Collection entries

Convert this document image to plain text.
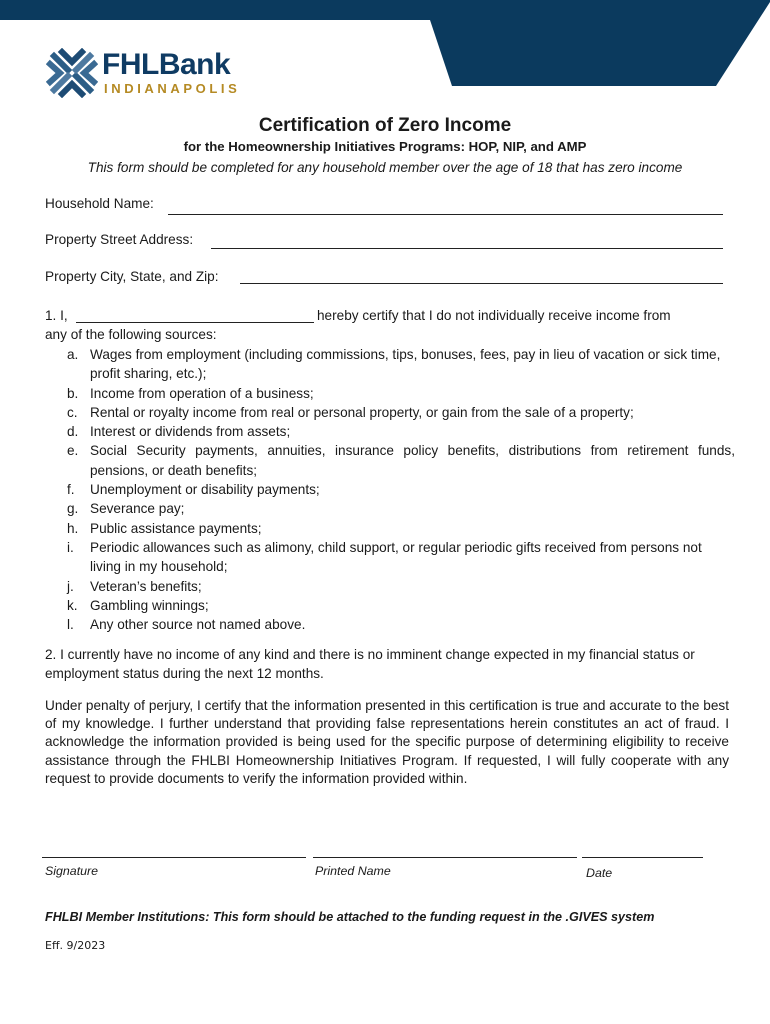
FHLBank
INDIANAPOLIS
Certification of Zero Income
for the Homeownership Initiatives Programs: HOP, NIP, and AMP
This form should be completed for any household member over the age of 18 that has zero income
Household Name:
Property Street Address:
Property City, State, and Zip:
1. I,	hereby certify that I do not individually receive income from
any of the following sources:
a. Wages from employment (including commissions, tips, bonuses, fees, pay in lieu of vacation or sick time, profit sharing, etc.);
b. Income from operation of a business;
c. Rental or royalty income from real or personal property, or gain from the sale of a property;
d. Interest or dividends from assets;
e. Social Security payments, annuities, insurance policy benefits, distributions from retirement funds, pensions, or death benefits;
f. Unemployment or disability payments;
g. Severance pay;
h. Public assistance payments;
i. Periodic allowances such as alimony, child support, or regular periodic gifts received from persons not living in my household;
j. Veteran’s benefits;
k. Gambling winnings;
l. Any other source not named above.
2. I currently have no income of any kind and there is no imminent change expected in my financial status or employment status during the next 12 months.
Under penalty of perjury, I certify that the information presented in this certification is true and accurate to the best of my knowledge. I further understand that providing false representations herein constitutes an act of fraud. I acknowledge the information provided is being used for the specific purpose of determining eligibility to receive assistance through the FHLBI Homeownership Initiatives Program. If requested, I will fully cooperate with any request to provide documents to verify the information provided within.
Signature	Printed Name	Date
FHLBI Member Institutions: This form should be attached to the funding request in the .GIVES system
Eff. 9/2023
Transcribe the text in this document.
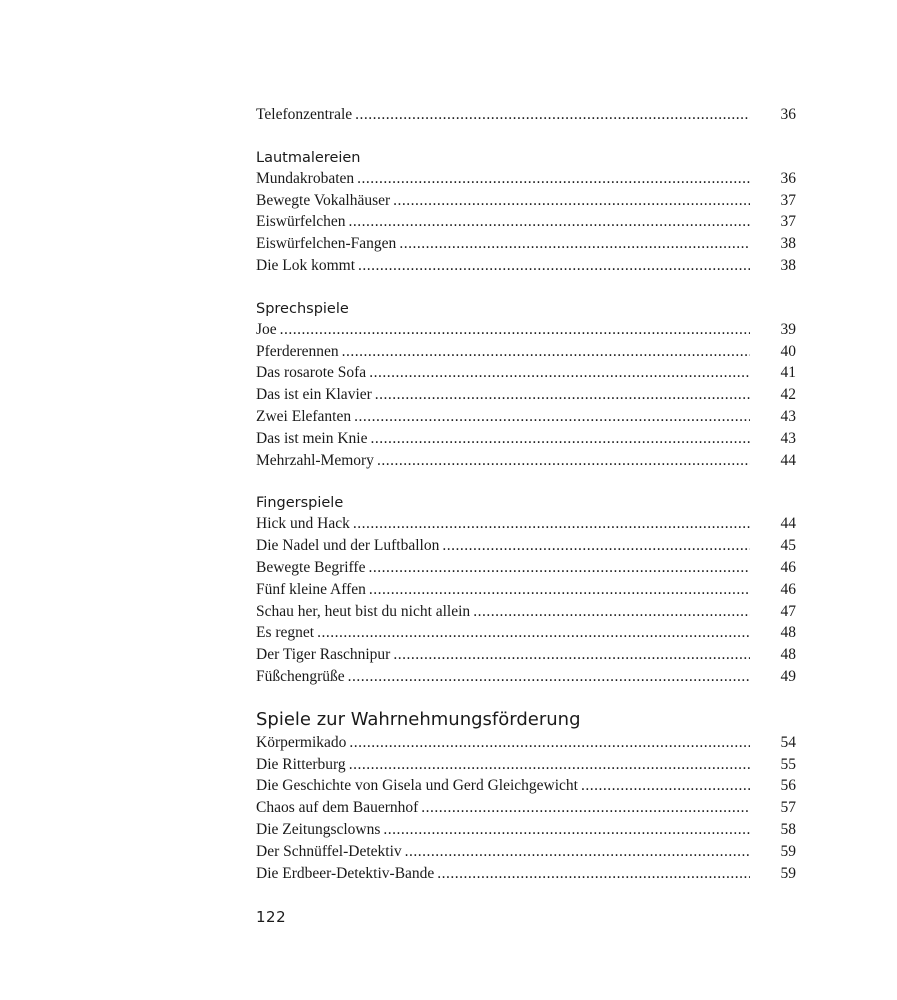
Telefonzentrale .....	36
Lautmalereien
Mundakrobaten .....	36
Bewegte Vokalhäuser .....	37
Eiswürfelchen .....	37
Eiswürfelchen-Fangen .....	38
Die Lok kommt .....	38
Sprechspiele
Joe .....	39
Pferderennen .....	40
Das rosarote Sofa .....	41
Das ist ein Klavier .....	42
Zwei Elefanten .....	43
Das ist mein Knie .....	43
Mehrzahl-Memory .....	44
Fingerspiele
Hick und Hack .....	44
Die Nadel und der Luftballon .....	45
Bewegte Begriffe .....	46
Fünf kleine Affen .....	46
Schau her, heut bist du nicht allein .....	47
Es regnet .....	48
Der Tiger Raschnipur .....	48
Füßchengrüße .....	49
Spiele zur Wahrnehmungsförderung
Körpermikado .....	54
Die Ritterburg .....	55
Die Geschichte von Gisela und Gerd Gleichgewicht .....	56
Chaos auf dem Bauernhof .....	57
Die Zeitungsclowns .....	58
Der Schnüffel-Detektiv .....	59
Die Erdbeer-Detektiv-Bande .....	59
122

## Prompt
Print once more, exactly, the lines from the one with "Transcribe the text in this document." through the last line of the data, both ends included, without any pictures.

## Correct response
Transcribe the text in this document.
Telefonzentrale .....	36
Lautmalereien
Mundakrobaten .....	36
Bewegte Vokalhäuser .....	37
Eiswürfelchen .....	37
Eiswürfelchen-Fangen .....	38
Die Lok kommt .....	38
Sprechspiele
Joe .....	39
Pferderennen .....	40
Das rosarote Sofa .....	41
Das ist ein Klavier .....	42
Zwei Elefanten .....	43
Das ist mein Knie .....	43
Mehrzahl-Memory .....	44
Fingerspiele
Hick und Hack .....	44
Die Nadel und der Luftballon .....	45
Bewegte Begriffe .....	46
Fünf kleine Affen .....	46
Schau her, heut bist du nicht allein .....	47
Es regnet .....	48
Der Tiger Raschnipur .....	48
Füßchengrüße .....	49
Spiele zur Wahrnehmungsförderung
Körpermikado .....	54
Die Ritterburg .....	55
Die Geschichte von Gisela und Gerd Gleichgewicht .....	56
Chaos auf dem Bauernhof .....	57
Die Zeitungsclowns .....	58
Der Schnüffel-Detektiv .....	59
Die Erdbeer-Detektiv-Bande .....	59
122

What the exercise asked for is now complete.